_THE REQUEST_. Write out the listing below exactly, and omit any images you find in it.

Stored entries
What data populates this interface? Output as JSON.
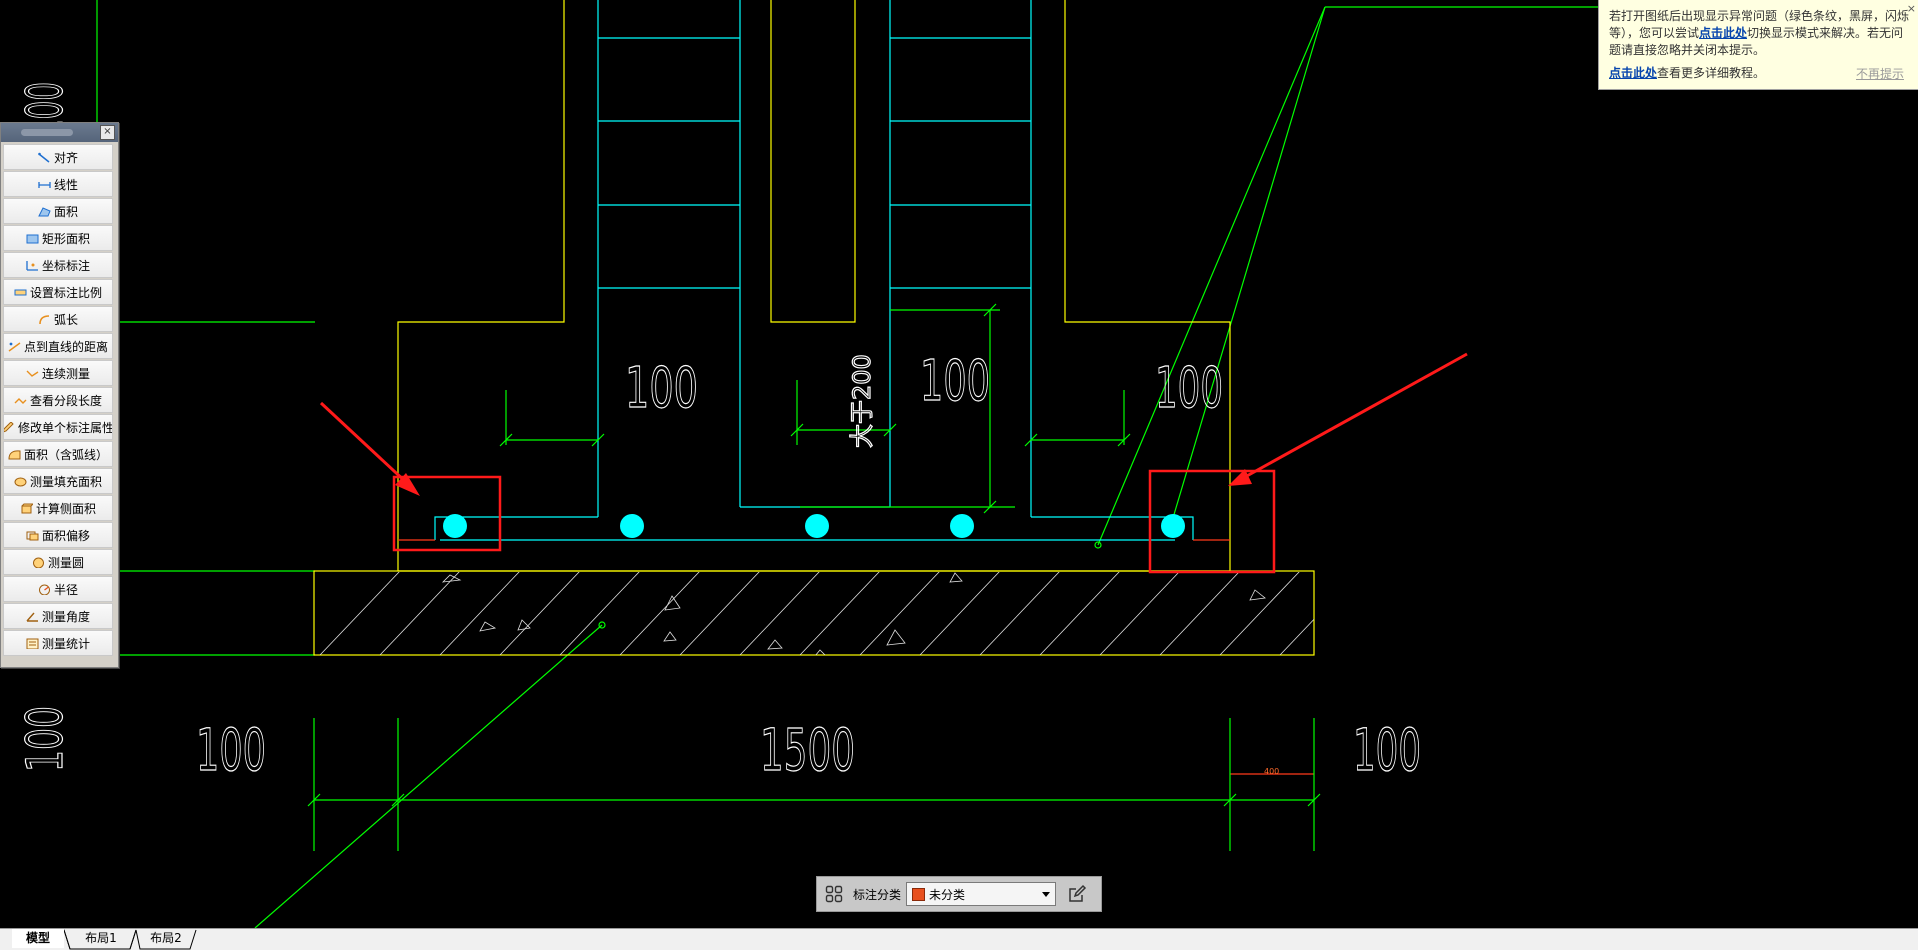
{
  "drawing": {
    "dimensions": {
      "top_left": "100",
      "top_center": "100",
      "top_right": "100",
      "vertical_text": "大于200",
      "bottom_left": "100",
      "bottom_center": "1500",
      "bottom_right": "100",
      "left_vertical_upper": "100",
      "left_vertical_lower": "100",
      "small_right": "400"
    }
  },
  "palette": {
    "items": [
      {
        "label": "对齐",
        "icon": "align-icon"
      },
      {
        "label": "线性",
        "icon": "linear-dim-icon"
      },
      {
        "label": "面积",
        "icon": "area-icon"
      },
      {
        "label": "矩形面积",
        "icon": "rect-area-icon"
      },
      {
        "label": "坐标标注",
        "icon": "coordinate-icon"
      },
      {
        "label": "设置标注比例",
        "icon": "scale-icon"
      },
      {
        "label": "弧长",
        "icon": "arc-length-icon"
      },
      {
        "label": "点到直线的距离",
        "icon": "point-line-icon"
      },
      {
        "label": "连续测量",
        "icon": "continuous-icon"
      },
      {
        "label": "查看分段长度",
        "icon": "segment-icon"
      },
      {
        "label": "修改单个标注属性",
        "icon": "edit-dim-icon"
      },
      {
        "label": "面积（含弧线）",
        "icon": "arc-area-icon"
      },
      {
        "label": "测量填充面积",
        "icon": "fill-area-icon"
      },
      {
        "label": "计算侧面积",
        "icon": "side-area-icon"
      },
      {
        "label": "面积偏移",
        "icon": "area-offset-icon"
      },
      {
        "label": "测量圆",
        "icon": "circle-icon"
      },
      {
        "label": "半径",
        "icon": "radius-icon"
      },
      {
        "label": "测量角度",
        "icon": "angle-icon"
      },
      {
        "label": "测量统计",
        "icon": "stats-icon"
      }
    ]
  },
  "notice": {
    "text_a": "若打开图纸后出现显示异常问题（绿色条纹，黑屏，闪烁等），您可以尝试",
    "link1": "点击此处",
    "text_b": "切换显示模式来解决。若无问题请直接忽略并关闭本提示。",
    "link2": "点击此处",
    "text_c": "查看更多详细教程。",
    "dismiss": "不再提示",
    "close": "×"
  },
  "category_bar": {
    "label": "标注分类",
    "value": "未分类",
    "swatch_color": "#e8501e"
  },
  "tabs": [
    {
      "label": "模型",
      "active": true
    },
    {
      "label": "布局1",
      "active": false
    },
    {
      "label": "布局2",
      "active": false
    }
  ],
  "colors": {
    "cyan": "#00ffff",
    "green": "#00ff00",
    "yellow": "#ffff00",
    "red": "#ff0000",
    "white": "#ffffff",
    "red_arrow": "#ff1a1a"
  }
}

_TASK ANSWER_.
What data populates this interface? Output as JSON.
{
  "drawing": {
    "dimensions": {
      "top_left": "100",
      "top_center": "100",
      "top_right": "100",
      "vertical_text": "大于200",
      "bottom_left": "100",
      "bottom_center": "1500",
      "bottom_right": "100",
      "left_vertical_upper": "100",
      "left_vertical_lower": "100",
      "small_right": "400"
    }
  },
  "palette": {
    "items": [
      {
        "label": "对齐",
        "icon": "align-icon"
      },
      {
        "label": "线性",
        "icon": "linear-dim-icon"
      },
      {
        "label": "面积",
        "icon": "area-icon"
      },
      {
        "label": "矩形面积",
        "icon": "rect-area-icon"
      },
      {
        "label": "坐标标注",
        "icon": "coordinate-icon"
      },
      {
        "label": "设置标注比例",
        "icon": "scale-icon"
      },
      {
        "label": "弧长",
        "icon": "arc-length-icon"
      },
      {
        "label": "点到直线的距离",
        "icon": "point-line-icon"
      },
      {
        "label": "连续测量",
        "icon": "continuous-icon"
      },
      {
        "label": "查看分段长度",
        "icon": "segment-icon"
      },
      {
        "label": "修改单个标注属性",
        "icon": "edit-dim-icon"
      },
      {
        "label": "面积（含弧线）",
        "icon": "arc-area-icon"
      },
      {
        "label": "测量填充面积",
        "icon": "fill-area-icon"
      },
      {
        "label": "计算侧面积",
        "icon": "side-area-icon"
      },
      {
        "label": "面积偏移",
        "icon": "area-offset-icon"
      },
      {
        "label": "测量圆",
        "icon": "circle-icon"
      },
      {
        "label": "半径",
        "icon": "radius-icon"
      },
      {
        "label": "测量角度",
        "icon": "angle-icon"
      },
      {
        "label": "测量统计",
        "icon": "stats-icon"
      }
    ]
  },
  "notice": {
    "text_a": "若打开图纸后出现显示异常问题（绿色条纹，黑屏，闪烁等），您可以尝试",
    "link1": "点击此处",
    "text_b": "切换显示模式来解决。若无问题请直接忽略并关闭本提示。",
    "link2": "点击此处",
    "text_c": "查看更多详细教程。",
    "dismiss": "不再提示",
    "close": "×"
  },
  "category_bar": {
    "label": "标注分类",
    "value": "未分类",
    "swatch_color": "#e8501e"
  },
  "tabs": [
    {
      "label": "模型",
      "active": true
    },
    {
      "label": "布局1",
      "active": false
    },
    {
      "label": "布局2",
      "active": false
    }
  ],
  "colors": {
    "cyan": "#00ffff",
    "green": "#00ff00",
    "yellow": "#ffff00",
    "red": "#ff0000",
    "white": "#ffffff",
    "red_arrow": "#ff1a1a"
  }
}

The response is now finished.